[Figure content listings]
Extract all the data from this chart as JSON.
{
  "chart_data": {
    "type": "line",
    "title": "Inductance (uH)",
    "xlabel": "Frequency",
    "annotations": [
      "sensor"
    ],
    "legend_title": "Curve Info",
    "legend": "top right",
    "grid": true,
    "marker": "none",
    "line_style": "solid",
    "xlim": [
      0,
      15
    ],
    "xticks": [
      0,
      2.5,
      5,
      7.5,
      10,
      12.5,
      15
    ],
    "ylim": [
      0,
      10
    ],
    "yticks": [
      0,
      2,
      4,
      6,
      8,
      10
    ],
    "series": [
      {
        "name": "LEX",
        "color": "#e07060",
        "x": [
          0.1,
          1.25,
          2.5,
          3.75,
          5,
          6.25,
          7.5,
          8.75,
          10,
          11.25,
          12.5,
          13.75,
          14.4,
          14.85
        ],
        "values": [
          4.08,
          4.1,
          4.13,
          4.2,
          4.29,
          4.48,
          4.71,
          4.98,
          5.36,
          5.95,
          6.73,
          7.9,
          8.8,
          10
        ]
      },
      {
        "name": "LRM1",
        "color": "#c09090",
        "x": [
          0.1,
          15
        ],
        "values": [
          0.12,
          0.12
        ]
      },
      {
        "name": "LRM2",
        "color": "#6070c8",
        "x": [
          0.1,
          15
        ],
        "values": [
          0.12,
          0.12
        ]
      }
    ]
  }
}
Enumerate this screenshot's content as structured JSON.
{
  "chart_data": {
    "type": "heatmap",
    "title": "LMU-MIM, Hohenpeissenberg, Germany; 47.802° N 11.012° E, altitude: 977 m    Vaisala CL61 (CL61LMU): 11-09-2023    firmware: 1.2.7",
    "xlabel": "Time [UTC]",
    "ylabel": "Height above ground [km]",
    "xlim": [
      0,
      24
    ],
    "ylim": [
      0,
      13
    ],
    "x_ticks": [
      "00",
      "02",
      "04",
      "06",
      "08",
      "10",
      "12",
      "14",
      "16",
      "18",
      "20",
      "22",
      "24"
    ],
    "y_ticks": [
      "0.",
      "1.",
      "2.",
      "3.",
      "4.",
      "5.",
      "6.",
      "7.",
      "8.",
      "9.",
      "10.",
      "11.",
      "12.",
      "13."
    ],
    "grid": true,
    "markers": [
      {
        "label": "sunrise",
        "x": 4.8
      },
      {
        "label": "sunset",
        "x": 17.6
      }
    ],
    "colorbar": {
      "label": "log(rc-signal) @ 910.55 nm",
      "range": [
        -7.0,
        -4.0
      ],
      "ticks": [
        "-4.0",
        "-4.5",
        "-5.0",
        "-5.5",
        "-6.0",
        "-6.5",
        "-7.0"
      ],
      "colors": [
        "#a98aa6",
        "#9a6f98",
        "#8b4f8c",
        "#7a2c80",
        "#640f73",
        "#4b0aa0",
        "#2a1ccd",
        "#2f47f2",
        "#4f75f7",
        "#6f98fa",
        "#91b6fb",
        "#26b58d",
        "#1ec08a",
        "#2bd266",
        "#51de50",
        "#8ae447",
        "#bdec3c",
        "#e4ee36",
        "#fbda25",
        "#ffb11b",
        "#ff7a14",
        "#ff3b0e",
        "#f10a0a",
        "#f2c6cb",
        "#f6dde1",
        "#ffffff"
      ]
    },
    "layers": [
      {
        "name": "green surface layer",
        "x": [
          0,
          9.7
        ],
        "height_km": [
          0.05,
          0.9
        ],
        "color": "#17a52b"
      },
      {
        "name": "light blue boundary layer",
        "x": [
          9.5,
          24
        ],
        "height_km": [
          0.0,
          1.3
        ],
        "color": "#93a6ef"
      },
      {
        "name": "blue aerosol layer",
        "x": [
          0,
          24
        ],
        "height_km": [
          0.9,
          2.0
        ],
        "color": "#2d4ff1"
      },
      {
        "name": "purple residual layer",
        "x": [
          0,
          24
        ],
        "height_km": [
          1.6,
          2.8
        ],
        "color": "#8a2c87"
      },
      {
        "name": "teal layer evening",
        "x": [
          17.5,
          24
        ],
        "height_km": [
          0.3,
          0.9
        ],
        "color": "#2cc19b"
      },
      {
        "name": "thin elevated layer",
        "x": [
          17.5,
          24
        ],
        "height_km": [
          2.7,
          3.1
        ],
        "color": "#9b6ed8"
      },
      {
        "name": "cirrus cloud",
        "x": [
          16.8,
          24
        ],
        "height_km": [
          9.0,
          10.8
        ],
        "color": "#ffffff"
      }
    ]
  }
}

**Task prompt:** Output all of the data again. Match it exactly.

**Task response:**
Extract all the data from this chart as JSON.
{
  "chart_data": {
    "type": "line",
    "title": "Inductance (uH)",
    "xlabel": "Frequency",
    "annotations": [
      "sensor"
    ],
    "legend_title": "Curve Info",
    "legend": "top right",
    "grid": true,
    "marker": "none",
    "line_style": "solid",
    "xlim": [
      0,
      15
    ],
    "xticks": [
      0,
      2.5,
      5,
      7.5,
      10,
      12.5,
      15
    ],
    "ylim": [
      0,
      10
    ],
    "yticks": [
      0,
      2,
      4,
      6,
      8,
      10
    ],
    "series": [
      {
        "name": "LEX",
        "color": "#e07060",
        "x": [
          0.1,
          1.25,
          2.5,
          3.75,
          5,
          6.25,
          7.5,
          8.75,
          10,
          11.25,
          12.5,
          13.75,
          14.4,
          14.85
        ],
        "values": [
          4.08,
          4.1,
          4.13,
          4.2,
          4.29,
          4.48,
          4.71,
          4.98,
          5.36,
          5.95,
          6.73,
          7.9,
          8.8,
          10
        ]
      },
      {
        "name": "LRM1",
        "color": "#c09090",
        "x": [
          0.1,
          15
        ],
        "values": [
          0.12,
          0.12
        ]
      },
      {
        "name": "LRM2",
        "color": "#6070c8",
        "x": [
          0.1,
          15
        ],
        "values": [
          0.12,
          0.12
        ]
      }
    ]
  }
}
Enumerate this screenshot's content as structured JSON.
{
  "chart_data": {
    "type": "heatmap",
    "title": "LMU-MIM, Hohenpeissenberg, Germany; 47.802° N 11.012° E, altitude: 977 m    Vaisala CL61 (CL61LMU): 11-09-2023    firmware: 1.2.7",
    "xlabel": "Time [UTC]",
    "ylabel": "Height above ground [km]",
    "xlim": [
      0,
      24
    ],
    "ylim": [
      0,
      13
    ],
    "x_ticks": [
      "00",
      "02",
      "04",
      "06",
      "08",
      "10",
      "12",
      "14",
      "16",
      "18",
      "20",
      "22",
      "24"
    ],
    "y_ticks": [
      "0.",
      "1.",
      "2.",
      "3.",
      "4.",
      "5.",
      "6.",
      "7.",
      "8.",
      "9.",
      "10.",
      "11.",
      "12.",
      "13."
    ],
    "grid": true,
    "markers": [
      {
        "label": "sunrise",
        "x": 4.8
      },
      {
        "label": "sunset",
        "x": 17.6
      }
    ],
    "colorbar": {
      "label": "log(rc-signal) @ 910.55 nm",
      "range": [
        -7.0,
        -4.0
      ],
      "ticks": [
        "-4.0",
        "-4.5",
        "-5.0",
        "-5.5",
        "-6.0",
        "-6.5",
        "-7.0"
      ],
      "colors": [
        "#a98aa6",
        "#9a6f98",
        "#8b4f8c",
        "#7a2c80",
        "#640f73",
        "#4b0aa0",
        "#2a1ccd",
        "#2f47f2",
        "#4f75f7",
        "#6f98fa",
        "#91b6fb",
        "#26b58d",
        "#1ec08a",
        "#2bd266",
        "#51de50",
        "#8ae447",
        "#bdec3c",
        "#e4ee36",
        "#fbda25",
        "#ffb11b",
        "#ff7a14",
        "#ff3b0e",
        "#f10a0a",
        "#f2c6cb",
        "#f6dde1",
        "#ffffff"
      ]
    },
    "layers": [
      {
        "name": "green surface layer",
        "x": [
          0,
          9.7
        ],
        "height_km": [
          0.05,
          0.9
        ],
        "color": "#17a52b"
      },
      {
        "name": "light blue boundary layer",
        "x": [
          9.5,
          24
        ],
        "height_km": [
          0.0,
          1.3
        ],
        "color": "#93a6ef"
      },
      {
        "name": "blue aerosol layer",
        "x": [
          0,
          24
        ],
        "height_km": [
          0.9,
          2.0
        ],
        "color": "#2d4ff1"
      },
      {
        "name": "purple residual layer",
        "x": [
          0,
          24
        ],
        "height_km": [
          1.6,
          2.8
        ],
        "color": "#8a2c87"
      },
      {
        "name": "teal layer evening",
        "x": [
          17.5,
          24
        ],
        "height_km": [
          0.3,
          0.9
        ],
        "color": "#2cc19b"
      },
      {
        "name": "thin elevated layer",
        "x": [
          17.5,
          24
        ],
        "height_km": [
          2.7,
          3.1
        ],
        "color": "#9b6ed8"
      },
      {
        "name": "cirrus cloud",
        "x": [
          16.8,
          24
        ],
        "height_km": [
          9.0,
          10.8
        ],
        "color": "#ffffff"
      }
    ]
  }
}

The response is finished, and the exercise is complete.